#### [Brief]
Your task is to copy every record exactly.

++++ Extracted material ++++

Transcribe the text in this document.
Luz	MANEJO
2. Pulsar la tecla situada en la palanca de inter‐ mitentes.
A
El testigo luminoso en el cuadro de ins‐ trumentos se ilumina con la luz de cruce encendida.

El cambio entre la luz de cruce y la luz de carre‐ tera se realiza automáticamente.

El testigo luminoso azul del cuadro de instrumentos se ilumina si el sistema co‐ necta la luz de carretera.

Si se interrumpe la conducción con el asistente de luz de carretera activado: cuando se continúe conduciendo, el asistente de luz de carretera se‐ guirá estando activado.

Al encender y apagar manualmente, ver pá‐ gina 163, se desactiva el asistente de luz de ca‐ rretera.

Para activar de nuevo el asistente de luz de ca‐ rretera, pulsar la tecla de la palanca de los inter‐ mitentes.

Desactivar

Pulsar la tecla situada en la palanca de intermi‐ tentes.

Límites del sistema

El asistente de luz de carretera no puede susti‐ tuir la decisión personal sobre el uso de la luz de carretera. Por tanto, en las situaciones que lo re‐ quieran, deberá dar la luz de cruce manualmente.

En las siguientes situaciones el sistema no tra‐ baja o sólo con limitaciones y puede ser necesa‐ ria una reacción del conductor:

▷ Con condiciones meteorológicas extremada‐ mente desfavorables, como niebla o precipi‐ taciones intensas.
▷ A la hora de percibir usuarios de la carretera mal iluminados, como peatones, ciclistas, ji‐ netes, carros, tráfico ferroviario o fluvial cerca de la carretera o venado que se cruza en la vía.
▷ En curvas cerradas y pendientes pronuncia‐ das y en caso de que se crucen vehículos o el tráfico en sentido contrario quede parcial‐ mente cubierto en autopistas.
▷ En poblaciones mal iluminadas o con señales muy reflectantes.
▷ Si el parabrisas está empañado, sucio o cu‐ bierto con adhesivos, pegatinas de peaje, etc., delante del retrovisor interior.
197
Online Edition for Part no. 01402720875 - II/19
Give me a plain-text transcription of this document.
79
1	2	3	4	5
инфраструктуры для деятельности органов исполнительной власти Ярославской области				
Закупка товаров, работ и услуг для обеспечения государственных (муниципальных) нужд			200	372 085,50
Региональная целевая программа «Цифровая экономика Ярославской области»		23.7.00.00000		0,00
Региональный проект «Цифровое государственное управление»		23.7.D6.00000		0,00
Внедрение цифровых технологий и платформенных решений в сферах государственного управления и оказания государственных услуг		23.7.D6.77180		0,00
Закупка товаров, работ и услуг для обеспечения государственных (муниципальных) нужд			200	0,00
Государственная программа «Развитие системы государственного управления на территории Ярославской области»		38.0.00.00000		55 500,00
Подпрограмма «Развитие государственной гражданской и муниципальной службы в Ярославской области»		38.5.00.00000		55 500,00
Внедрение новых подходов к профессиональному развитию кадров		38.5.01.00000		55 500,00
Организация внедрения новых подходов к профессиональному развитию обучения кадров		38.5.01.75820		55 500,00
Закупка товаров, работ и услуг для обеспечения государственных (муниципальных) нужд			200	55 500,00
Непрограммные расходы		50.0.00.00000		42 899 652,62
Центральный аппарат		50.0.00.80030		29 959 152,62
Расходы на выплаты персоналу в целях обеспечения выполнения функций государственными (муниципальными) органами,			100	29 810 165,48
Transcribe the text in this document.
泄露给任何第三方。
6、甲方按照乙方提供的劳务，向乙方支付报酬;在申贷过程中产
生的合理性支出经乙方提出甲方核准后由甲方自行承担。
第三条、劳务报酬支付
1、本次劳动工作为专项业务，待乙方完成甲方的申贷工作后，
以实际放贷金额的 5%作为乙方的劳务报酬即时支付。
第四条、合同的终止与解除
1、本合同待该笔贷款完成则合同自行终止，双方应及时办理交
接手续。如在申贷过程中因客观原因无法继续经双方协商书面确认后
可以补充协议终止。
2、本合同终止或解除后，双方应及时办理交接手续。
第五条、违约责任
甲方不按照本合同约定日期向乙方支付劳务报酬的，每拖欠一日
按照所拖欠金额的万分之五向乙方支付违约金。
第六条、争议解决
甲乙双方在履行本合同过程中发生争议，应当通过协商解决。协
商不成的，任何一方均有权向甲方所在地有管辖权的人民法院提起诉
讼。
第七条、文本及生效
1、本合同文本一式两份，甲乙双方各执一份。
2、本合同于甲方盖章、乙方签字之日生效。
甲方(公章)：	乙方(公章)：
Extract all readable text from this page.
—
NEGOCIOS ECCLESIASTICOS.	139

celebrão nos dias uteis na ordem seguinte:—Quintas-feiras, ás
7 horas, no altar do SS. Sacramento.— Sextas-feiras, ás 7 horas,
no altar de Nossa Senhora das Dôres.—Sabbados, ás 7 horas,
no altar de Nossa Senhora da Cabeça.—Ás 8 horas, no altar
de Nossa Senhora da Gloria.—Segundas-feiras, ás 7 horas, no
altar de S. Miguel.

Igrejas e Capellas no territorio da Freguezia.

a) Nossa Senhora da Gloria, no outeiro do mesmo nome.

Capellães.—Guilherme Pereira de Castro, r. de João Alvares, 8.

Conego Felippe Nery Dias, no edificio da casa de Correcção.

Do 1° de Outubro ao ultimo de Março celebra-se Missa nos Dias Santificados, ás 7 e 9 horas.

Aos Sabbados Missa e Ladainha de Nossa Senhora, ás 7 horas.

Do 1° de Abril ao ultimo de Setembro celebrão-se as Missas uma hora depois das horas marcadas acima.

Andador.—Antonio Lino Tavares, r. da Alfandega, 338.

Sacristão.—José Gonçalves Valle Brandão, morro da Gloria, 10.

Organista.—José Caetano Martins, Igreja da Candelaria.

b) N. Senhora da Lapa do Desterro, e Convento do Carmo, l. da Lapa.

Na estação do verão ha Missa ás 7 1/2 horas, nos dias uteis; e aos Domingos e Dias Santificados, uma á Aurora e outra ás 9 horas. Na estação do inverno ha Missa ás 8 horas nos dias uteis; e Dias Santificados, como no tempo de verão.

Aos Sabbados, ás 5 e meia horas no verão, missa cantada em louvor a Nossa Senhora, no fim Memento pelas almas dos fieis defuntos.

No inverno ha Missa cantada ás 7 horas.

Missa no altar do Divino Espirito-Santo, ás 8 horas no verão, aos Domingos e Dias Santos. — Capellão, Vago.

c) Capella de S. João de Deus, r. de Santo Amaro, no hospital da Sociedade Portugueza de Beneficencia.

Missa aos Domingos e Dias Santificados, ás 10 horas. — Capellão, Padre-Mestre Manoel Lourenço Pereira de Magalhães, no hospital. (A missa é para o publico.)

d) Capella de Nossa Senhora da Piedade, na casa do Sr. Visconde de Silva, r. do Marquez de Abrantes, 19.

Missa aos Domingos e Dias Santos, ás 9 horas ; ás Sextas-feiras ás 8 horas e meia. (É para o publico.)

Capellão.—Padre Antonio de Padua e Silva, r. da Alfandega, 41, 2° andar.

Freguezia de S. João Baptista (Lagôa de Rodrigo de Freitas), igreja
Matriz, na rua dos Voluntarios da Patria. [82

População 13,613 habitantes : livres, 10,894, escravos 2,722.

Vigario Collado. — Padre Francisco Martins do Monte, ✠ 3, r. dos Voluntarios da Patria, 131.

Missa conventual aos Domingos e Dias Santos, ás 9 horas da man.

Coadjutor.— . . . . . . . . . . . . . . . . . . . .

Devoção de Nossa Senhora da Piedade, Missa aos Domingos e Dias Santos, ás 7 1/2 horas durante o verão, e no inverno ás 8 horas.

++++

#### [Response below]
Transcribe the text in this document.
Luz	MANEJO
2. Pulsar la tecla situada en la palanca de inter‐ mitentes.
A
El testigo luminoso en el cuadro de ins‐ trumentos se ilumina con la luz de cruce encendida.

El cambio entre la luz de cruce y la luz de carre‐ tera se realiza automáticamente.

El testigo luminoso azul del cuadro de instrumentos se ilumina si el sistema co‐ necta la luz de carretera.

Si se interrumpe la conducción con el asistente de luz de carretera activado: cuando se continúe conduciendo, el asistente de luz de carretera se‐ guirá estando activado.

Al encender y apagar manualmente, ver pá‐ gina 163, se desactiva el asistente de luz de ca‐ rretera.

Para activar de nuevo el asistente de luz de ca‐ rretera, pulsar la tecla de la palanca de los inter‐ mitentes.

Desactivar

Pulsar la tecla situada en la palanca de intermi‐ tentes.

Límites del sistema

El asistente de luz de carretera no puede susti‐ tuir la decisión personal sobre el uso de la luz de carretera. Por tanto, en las situaciones que lo re‐ quieran, deberá dar la luz de cruce manualmente.

En las siguientes situaciones el sistema no tra‐ baja o sólo con limitaciones y puede ser necesa‐ ria una reacción del conductor:

▷ Con condiciones meteorológicas extremada‐ mente desfavorables, como niebla o precipi‐ taciones intensas.
▷ A la hora de percibir usuarios de la carretera mal iluminados, como peatones, ciclistas, ji‐ netes, carros, tráfico ferroviario o fluvial cerca de la carretera o venado que se cruza en la vía.
▷ En curvas cerradas y pendientes pronuncia‐ das y en caso de que se crucen vehículos o el tráfico en sentido contrario quede parcial‐ mente cubierto en autopistas.
▷ En poblaciones mal iluminadas o con señales muy reflectantes.
▷ Si el parabrisas está empañado, sucio o cu‐ bierto con adhesivos, pegatinas de peaje, etc., delante del retrovisor interior.
197
Online Edition for Part no. 01402720875 - II/19
Give me a plain-text transcription of this document.
79
1	2	3	4	5
инфраструктуры для деятельности органов исполнительной власти Ярославской области				
Закупка товаров, работ и услуг для обеспечения государственных (муниципальных) нужд			200	372 085,50
Региональная целевая программа «Цифровая экономика Ярославской области»		23.7.00.00000		0,00
Региональный проект «Цифровое государственное управление»		23.7.D6.00000		0,00
Внедрение цифровых технологий и платформенных решений в сферах государственного управления и оказания государственных услуг		23.7.D6.77180		0,00
Закупка товаров, работ и услуг для обеспечения государственных (муниципальных) нужд			200	0,00
Государственная программа «Развитие системы государственного управления на территории Ярославской области»		38.0.00.00000		55 500,00
Подпрограмма «Развитие государственной гражданской и муниципальной службы в Ярославской области»		38.5.00.00000		55 500,00
Внедрение новых подходов к профессиональному развитию кадров		38.5.01.00000		55 500,00
Организация внедрения новых подходов к профессиональному развитию обучения кадров		38.5.01.75820		55 500,00
Закупка товаров, работ и услуг для обеспечения государственных (муниципальных) нужд			200	55 500,00
Непрограммные расходы		50.0.00.00000		42 899 652,62
Центральный аппарат		50.0.00.80030		29 959 152,62
Расходы на выплаты персоналу в целях обеспечения выполнения функций государственными (муниципальными) органами,			100	29 810 165,48
Transcribe the text in this document.
泄露给任何第三方。
6、甲方按照乙方提供的劳务，向乙方支付报酬;在申贷过程中产
生的合理性支出经乙方提出甲方核准后由甲方自行承担。
第三条、劳务报酬支付
1、本次劳动工作为专项业务，待乙方完成甲方的申贷工作后，
以实际放贷金额的 5%作为乙方的劳务报酬即时支付。
第四条、合同的终止与解除
1、本合同待该笔贷款完成则合同自行终止，双方应及时办理交
接手续。如在申贷过程中因客观原因无法继续经双方协商书面确认后
可以补充协议终止。
2、本合同终止或解除后，双方应及时办理交接手续。
第五条、违约责任
甲方不按照本合同约定日期向乙方支付劳务报酬的，每拖欠一日
按照所拖欠金额的万分之五向乙方支付违约金。
第六条、争议解决
甲乙双方在履行本合同过程中发生争议，应当通过协商解决。协
商不成的，任何一方均有权向甲方所在地有管辖权的人民法院提起诉
讼。
第七条、文本及生效
1、本合同文本一式两份，甲乙双方各执一份。
2、本合同于甲方盖章、乙方签字之日生效。
甲方(公章)：	乙方(公章)：
Extract all readable text from this page.
—
NEGOCIOS ECCLESIASTICOS.	139

celebrão nos dias uteis na ordem seguinte:—Quintas-feiras, ás
7 horas, no altar do SS. Sacramento.— Sextas-feiras, ás 7 horas,
no altar de Nossa Senhora das Dôres.—Sabbados, ás 7 horas,
no altar de Nossa Senhora da Cabeça.—Ás 8 horas, no altar
de Nossa Senhora da Gloria.—Segundas-feiras, ás 7 horas, no
altar de S. Miguel.

Igrejas e Capellas no territorio da Freguezia.

a) Nossa Senhora da Gloria, no outeiro do mesmo nome.

Capellães.—Guilherme Pereira de Castro, r. de João Alvares, 8.

Conego Felippe Nery Dias, no edificio da casa de Correcção.

Do 1° de Outubro ao ultimo de Março celebra-se Missa nos Dias Santificados, ás 7 e 9 horas.

Aos Sabbados Missa e Ladainha de Nossa Senhora, ás 7 horas.

Do 1° de Abril ao ultimo de Setembro celebrão-se as Missas uma hora depois das horas marcadas acima.

Andador.—Antonio Lino Tavares, r. da Alfandega, 338.

Sacristão.—José Gonçalves Valle Brandão, morro da Gloria, 10.

Organista.—José Caetano Martins, Igreja da Candelaria.

b) N. Senhora da Lapa do Desterro, e Convento do Carmo, l. da Lapa.

Na estação do verão ha Missa ás 7 1/2 horas, nos dias uteis; e aos Domingos e Dias Santificados, uma á Aurora e outra ás 9 horas. Na estação do inverno ha Missa ás 8 horas nos dias uteis; e Dias Santificados, como no tempo de verão.

Aos Sabbados, ás 5 e meia horas no verão, missa cantada em louvor a Nossa Senhora, no fim Memento pelas almas dos fieis defuntos.

No inverno ha Missa cantada ás 7 horas.

Missa no altar do Divino Espirito-Santo, ás 8 horas no verão, aos Domingos e Dias Santos. — Capellão, Vago.

c) Capella de S. João de Deus, r. de Santo Amaro, no hospital da Sociedade Portugueza de Beneficencia.

Missa aos Domingos e Dias Santificados, ás 10 horas. — Capellão, Padre-Mestre Manoel Lourenço Pereira de Magalhães, no hospital. (A missa é para o publico.)

d) Capella de Nossa Senhora da Piedade, na casa do Sr. Visconde de Silva, r. do Marquez de Abrantes, 19.

Missa aos Domingos e Dias Santos, ás 9 horas ; ás Sextas-feiras ás 8 horas e meia. (É para o publico.)

Capellão.—Padre Antonio de Padua e Silva, r. da Alfandega, 41, 2° andar.

Freguezia de S. João Baptista (Lagôa de Rodrigo de Freitas), igreja
Matriz, na rua dos Voluntarios da Patria. [82

População 13,613 habitantes : livres, 10,894, escravos 2,722.

Vigario Collado. — Padre Francisco Martins do Monte, ✠ 3, r. dos Voluntarios da Patria, 131.

Missa conventual aos Domingos e Dias Santos, ás 9 horas da man.

Coadjutor.— . . . . . . . . . . . . . . . . . . . .

Devoção de Nossa Senhora da Piedade, Missa aos Domingos e Dias Santos, ás 7 1/2 horas durante o verão, e no inverno ás 8 horas.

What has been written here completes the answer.